**REQUIRED TASK:** For every line in the records that has the word "name", make a copy.

————

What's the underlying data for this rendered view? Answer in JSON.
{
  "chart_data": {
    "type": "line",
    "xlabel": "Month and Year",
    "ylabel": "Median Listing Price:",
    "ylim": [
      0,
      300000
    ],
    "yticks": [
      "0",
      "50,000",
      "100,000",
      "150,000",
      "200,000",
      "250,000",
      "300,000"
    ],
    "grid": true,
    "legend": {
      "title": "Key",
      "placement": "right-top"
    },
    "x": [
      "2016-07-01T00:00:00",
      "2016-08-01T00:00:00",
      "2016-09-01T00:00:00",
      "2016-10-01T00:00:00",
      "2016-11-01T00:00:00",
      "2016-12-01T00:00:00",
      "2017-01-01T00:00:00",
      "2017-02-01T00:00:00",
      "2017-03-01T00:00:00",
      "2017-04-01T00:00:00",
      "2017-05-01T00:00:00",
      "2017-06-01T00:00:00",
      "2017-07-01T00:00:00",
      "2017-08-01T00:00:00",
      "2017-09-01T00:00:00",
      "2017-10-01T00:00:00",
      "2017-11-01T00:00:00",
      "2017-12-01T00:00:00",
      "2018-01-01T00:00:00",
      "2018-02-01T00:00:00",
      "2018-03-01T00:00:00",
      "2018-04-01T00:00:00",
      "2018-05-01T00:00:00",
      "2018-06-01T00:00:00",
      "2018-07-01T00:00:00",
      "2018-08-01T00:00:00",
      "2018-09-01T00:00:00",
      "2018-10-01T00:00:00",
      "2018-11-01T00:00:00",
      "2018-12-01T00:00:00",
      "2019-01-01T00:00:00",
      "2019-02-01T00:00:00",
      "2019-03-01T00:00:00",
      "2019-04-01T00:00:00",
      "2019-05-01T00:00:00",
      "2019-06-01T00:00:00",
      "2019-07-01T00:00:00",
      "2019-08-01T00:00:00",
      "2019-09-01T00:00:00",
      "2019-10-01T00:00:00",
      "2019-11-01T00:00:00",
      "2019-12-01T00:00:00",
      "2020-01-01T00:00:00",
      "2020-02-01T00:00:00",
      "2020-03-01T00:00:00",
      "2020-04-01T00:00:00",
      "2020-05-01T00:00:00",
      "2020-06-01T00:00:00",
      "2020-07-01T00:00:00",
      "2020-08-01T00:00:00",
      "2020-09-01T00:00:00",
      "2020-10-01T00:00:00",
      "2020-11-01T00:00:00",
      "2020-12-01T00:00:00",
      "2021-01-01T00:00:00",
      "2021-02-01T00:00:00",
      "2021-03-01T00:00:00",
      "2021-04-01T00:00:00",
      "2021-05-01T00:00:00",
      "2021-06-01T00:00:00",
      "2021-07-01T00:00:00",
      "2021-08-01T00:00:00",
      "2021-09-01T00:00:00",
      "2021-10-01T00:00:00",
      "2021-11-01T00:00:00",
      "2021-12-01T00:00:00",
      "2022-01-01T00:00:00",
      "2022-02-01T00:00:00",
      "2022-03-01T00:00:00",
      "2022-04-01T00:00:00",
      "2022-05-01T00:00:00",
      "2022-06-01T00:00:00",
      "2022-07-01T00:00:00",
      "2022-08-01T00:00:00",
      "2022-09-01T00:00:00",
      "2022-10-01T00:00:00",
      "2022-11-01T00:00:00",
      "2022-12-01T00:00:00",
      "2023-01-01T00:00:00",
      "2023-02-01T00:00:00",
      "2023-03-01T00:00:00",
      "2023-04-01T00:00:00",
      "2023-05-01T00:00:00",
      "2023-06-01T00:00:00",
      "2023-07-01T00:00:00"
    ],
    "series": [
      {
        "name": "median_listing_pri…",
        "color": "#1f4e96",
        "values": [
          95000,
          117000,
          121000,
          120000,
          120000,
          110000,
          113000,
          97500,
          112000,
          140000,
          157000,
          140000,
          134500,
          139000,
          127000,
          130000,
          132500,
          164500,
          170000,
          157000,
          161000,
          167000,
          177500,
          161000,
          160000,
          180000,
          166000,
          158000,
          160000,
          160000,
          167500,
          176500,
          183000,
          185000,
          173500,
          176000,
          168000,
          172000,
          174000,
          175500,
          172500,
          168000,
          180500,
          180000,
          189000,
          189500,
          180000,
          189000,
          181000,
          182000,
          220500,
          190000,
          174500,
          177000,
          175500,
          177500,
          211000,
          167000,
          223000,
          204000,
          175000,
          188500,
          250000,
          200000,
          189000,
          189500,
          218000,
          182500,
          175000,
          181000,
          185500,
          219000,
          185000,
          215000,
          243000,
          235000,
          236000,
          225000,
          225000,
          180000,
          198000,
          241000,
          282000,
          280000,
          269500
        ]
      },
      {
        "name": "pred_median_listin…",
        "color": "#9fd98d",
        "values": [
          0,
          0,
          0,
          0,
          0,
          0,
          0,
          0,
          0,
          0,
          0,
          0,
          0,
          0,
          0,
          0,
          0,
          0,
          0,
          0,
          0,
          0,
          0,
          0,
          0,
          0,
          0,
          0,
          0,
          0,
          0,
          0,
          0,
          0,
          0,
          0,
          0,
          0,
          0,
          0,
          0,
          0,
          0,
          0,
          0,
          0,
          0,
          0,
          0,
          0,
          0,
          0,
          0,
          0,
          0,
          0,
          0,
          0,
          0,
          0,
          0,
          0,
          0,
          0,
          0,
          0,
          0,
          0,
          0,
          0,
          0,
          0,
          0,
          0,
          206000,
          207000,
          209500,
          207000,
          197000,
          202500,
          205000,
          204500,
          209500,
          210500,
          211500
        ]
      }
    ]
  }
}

————

**WORKED ANSWER:**
        "name": "median_listing_pri…",
        "name": "pred_median_listin…",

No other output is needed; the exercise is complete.